• _Raw records_:
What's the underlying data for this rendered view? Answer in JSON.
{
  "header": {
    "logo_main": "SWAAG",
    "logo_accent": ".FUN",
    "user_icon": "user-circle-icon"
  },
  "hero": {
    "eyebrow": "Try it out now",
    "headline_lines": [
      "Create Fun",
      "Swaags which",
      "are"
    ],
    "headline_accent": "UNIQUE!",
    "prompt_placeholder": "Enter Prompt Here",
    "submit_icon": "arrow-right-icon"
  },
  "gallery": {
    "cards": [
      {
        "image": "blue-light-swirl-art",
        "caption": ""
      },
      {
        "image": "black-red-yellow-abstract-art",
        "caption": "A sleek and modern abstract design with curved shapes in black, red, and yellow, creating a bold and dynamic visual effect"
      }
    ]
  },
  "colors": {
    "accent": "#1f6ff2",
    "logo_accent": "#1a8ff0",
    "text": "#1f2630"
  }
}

• _Directions_: Please set down all the data word for word.

• _Exercise answer_:
What's the underlying data for this rendered view? Answer in JSON.
{
  "header": {
    "logo_main": "SWAAG",
    "logo_accent": ".FUN",
    "user_icon": "user-circle-icon"
  },
  "hero": {
    "eyebrow": "Try it out now",
    "headline_lines": [
      "Create Fun",
      "Swaags which",
      "are"
    ],
    "headline_accent": "UNIQUE!",
    "prompt_placeholder": "Enter Prompt Here",
    "submit_icon": "arrow-right-icon"
  },
  "gallery": {
    "cards": [
      {
        "image": "blue-light-swirl-art",
        "caption": ""
      },
      {
        "image": "black-red-yellow-abstract-art",
        "caption": "A sleek and modern abstract design with curved shapes in black, red, and yellow, creating a bold and dynamic visual effect"
      }
    ]
  },
  "colors": {
    "accent": "#1f6ff2",
    "logo_accent": "#1a8ff0",
    "text": "#1f2630"
  }
}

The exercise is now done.